» **Brief**
Copy every line from the material below that holds "this".
-------- Records supplied --------
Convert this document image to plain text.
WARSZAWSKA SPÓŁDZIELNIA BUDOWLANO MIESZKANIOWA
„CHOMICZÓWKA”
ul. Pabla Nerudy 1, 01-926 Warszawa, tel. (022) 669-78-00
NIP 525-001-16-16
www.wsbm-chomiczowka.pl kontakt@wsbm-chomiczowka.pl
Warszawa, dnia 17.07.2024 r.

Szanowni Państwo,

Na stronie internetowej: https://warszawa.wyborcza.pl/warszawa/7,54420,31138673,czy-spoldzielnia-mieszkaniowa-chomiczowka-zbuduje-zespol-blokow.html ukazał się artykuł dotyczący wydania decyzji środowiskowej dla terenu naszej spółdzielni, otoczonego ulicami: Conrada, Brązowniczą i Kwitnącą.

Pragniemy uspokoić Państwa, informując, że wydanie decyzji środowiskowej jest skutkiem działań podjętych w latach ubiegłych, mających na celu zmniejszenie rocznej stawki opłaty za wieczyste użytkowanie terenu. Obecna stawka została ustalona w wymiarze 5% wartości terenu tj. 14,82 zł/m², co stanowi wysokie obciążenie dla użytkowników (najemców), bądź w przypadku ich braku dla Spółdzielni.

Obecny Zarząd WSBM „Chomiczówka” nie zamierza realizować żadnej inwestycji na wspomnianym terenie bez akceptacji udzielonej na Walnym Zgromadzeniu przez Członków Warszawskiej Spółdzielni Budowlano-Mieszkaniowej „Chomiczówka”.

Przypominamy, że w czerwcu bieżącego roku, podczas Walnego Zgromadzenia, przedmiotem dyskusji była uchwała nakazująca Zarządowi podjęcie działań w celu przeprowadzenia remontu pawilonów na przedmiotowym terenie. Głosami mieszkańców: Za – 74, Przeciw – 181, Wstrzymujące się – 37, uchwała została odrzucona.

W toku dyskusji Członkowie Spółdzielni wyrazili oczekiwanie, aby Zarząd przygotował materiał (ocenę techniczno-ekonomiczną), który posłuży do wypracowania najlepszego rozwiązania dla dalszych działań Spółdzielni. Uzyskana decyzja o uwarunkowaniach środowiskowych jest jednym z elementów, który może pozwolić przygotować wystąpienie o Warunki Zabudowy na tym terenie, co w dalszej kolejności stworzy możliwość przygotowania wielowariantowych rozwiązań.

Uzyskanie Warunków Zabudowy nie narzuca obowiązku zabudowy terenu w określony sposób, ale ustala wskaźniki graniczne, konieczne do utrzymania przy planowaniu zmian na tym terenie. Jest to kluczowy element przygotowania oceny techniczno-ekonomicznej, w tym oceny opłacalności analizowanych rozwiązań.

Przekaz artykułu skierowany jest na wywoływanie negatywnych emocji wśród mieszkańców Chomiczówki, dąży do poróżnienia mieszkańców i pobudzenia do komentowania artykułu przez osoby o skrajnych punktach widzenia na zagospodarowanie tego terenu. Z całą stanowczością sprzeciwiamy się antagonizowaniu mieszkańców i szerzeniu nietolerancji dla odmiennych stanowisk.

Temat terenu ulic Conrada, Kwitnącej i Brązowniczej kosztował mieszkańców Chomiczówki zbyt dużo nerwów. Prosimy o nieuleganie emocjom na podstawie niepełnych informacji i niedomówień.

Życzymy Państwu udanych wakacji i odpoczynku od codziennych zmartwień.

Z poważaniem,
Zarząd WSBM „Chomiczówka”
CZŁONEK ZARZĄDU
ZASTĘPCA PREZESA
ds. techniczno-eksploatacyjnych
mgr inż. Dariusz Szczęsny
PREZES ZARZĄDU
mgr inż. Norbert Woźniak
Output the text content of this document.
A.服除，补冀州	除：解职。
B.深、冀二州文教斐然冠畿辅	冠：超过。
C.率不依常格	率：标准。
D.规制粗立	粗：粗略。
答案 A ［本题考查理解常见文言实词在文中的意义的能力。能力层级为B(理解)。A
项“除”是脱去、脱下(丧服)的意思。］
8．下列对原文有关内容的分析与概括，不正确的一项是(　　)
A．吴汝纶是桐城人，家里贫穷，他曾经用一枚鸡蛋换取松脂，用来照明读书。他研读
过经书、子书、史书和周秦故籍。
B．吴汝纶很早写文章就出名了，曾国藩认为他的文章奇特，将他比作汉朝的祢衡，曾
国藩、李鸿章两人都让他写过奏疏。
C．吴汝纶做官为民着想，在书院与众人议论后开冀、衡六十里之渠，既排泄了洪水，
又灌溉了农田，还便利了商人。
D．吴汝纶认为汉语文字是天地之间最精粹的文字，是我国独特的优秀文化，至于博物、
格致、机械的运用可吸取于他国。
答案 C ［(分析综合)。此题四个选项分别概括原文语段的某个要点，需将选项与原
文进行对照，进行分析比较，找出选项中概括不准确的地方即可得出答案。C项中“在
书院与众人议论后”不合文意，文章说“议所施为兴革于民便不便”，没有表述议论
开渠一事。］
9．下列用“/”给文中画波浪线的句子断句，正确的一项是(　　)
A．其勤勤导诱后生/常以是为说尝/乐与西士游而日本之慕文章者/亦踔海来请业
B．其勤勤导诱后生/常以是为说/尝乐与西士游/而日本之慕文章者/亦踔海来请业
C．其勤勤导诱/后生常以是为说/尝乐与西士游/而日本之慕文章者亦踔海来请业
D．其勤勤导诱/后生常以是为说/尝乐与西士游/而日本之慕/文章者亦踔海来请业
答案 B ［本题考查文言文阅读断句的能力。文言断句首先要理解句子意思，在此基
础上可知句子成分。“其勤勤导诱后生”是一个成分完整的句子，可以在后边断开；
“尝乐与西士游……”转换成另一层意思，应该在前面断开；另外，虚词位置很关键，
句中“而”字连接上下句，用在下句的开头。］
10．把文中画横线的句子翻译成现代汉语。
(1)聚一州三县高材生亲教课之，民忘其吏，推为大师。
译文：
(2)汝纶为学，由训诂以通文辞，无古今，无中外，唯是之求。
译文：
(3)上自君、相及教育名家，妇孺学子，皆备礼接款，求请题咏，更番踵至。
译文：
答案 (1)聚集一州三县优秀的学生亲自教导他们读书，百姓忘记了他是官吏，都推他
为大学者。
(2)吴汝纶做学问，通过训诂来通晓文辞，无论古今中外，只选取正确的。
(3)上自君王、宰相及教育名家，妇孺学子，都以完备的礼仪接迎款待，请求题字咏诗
--------
» **Written answer**
Convert this document image to plain text.
Output the text content of this document.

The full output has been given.